▶ **Job**
Work out how many lines of the records contain "leading". Answer with the number and nothing else.

▶ **Input material**
════════

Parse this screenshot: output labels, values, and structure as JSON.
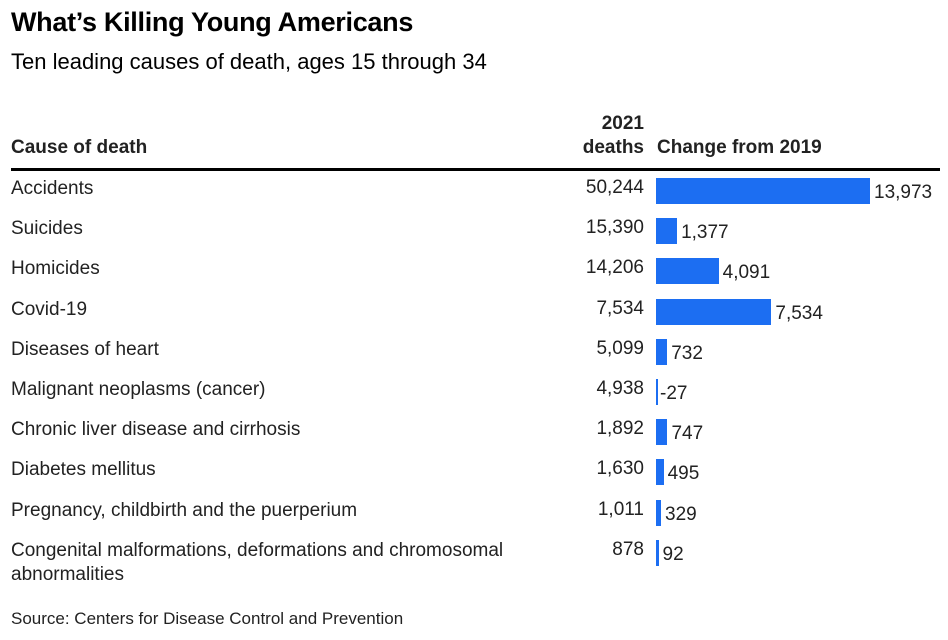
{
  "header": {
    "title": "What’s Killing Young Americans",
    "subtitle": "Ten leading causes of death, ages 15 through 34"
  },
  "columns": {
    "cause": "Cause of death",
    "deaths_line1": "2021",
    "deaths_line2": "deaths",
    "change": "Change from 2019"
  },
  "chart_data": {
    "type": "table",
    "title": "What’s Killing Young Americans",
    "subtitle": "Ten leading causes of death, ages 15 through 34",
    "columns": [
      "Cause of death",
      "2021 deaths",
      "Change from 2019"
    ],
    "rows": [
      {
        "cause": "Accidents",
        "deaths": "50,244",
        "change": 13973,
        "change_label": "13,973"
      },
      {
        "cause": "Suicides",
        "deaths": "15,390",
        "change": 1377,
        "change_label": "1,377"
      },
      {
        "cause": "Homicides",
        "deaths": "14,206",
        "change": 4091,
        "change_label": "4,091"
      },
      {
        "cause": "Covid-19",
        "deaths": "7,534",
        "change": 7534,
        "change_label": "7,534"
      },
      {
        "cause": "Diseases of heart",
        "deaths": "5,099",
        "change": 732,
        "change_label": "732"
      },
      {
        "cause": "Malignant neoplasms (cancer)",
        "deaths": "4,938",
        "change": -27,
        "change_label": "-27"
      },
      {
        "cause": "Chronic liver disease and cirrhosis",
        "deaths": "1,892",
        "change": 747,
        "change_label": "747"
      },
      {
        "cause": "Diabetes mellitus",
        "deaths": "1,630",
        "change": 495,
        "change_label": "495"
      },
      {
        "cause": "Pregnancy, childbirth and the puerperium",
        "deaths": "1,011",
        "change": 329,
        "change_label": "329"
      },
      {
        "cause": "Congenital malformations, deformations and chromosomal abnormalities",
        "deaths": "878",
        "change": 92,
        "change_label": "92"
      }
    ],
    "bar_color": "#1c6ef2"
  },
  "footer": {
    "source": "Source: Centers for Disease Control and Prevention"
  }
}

════════

▶ **Correct response**
2